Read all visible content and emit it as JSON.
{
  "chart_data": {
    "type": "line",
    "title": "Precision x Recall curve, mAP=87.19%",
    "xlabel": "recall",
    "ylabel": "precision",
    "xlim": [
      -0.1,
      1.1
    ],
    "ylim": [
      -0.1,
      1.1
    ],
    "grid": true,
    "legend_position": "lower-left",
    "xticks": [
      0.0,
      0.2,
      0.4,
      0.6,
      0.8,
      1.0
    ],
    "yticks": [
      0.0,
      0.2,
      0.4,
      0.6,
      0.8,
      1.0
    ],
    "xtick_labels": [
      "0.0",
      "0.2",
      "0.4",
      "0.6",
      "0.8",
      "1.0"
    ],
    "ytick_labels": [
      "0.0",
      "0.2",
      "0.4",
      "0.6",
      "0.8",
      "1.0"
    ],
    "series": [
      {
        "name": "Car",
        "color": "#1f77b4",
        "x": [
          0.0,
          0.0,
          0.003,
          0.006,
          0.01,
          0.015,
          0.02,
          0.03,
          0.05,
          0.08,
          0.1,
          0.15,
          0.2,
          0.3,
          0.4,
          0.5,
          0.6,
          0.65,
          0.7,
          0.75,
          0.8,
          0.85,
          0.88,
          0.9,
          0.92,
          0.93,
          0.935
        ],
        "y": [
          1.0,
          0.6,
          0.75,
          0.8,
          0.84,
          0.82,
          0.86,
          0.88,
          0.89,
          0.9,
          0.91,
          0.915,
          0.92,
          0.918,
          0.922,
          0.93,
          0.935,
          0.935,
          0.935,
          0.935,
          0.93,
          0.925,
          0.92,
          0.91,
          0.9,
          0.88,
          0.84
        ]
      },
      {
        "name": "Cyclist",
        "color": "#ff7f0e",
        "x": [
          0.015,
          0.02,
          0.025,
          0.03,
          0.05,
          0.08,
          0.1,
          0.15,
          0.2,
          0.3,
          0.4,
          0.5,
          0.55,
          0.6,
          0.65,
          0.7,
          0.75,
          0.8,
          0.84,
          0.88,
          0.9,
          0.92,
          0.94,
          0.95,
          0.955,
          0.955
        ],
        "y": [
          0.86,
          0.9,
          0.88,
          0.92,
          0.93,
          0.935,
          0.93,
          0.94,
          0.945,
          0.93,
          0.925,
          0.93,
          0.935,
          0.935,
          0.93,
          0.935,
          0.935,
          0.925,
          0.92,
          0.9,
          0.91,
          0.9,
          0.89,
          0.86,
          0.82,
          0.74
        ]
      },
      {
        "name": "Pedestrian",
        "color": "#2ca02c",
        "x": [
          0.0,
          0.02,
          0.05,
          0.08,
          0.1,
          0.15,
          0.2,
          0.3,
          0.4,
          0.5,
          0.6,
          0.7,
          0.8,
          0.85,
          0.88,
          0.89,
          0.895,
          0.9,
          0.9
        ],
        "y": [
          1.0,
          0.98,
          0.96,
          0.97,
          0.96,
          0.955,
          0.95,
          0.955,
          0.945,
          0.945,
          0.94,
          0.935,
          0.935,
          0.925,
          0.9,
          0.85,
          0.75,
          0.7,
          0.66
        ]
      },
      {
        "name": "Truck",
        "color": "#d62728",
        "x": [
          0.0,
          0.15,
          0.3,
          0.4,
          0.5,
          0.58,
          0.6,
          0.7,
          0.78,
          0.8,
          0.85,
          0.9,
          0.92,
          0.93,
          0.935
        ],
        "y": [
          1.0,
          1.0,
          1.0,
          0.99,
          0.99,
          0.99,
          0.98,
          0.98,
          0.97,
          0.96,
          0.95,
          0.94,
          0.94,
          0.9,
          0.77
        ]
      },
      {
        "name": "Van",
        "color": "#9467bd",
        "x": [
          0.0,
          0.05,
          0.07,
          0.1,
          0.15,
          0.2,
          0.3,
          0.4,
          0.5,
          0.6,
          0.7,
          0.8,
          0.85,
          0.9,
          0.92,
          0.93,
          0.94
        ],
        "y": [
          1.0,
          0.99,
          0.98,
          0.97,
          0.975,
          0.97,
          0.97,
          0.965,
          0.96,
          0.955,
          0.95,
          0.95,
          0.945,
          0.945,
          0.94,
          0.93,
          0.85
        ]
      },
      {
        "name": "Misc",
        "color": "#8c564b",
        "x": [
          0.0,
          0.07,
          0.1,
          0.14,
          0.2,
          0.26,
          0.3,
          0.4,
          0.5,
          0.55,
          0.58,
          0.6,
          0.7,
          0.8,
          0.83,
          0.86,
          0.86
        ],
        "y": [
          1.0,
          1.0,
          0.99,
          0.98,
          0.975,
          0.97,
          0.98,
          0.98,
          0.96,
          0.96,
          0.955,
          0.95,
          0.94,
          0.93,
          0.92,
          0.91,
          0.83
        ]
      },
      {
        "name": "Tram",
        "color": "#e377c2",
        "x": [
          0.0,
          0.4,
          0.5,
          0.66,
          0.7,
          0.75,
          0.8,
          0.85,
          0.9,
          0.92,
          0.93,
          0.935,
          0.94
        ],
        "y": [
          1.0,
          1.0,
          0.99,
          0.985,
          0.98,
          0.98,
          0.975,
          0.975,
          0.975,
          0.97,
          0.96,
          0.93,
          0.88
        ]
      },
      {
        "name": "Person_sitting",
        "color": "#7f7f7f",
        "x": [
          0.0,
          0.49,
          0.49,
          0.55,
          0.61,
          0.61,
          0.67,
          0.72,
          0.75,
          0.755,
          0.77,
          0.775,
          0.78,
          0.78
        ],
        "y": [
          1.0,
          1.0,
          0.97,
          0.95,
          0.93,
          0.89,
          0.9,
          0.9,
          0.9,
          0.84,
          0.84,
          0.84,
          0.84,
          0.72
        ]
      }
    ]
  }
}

= = = = = = =

Short task: Of the lines above, copy each that contains "name".

Problem solution:
        "name": "Car",
        "name": "Cyclist",
        "name": "Pedestrian",
        "name": "Truck",
        "name": "Van",
        "name": "Misc",
        "name": "Tram",
        "name": "Person_sitting",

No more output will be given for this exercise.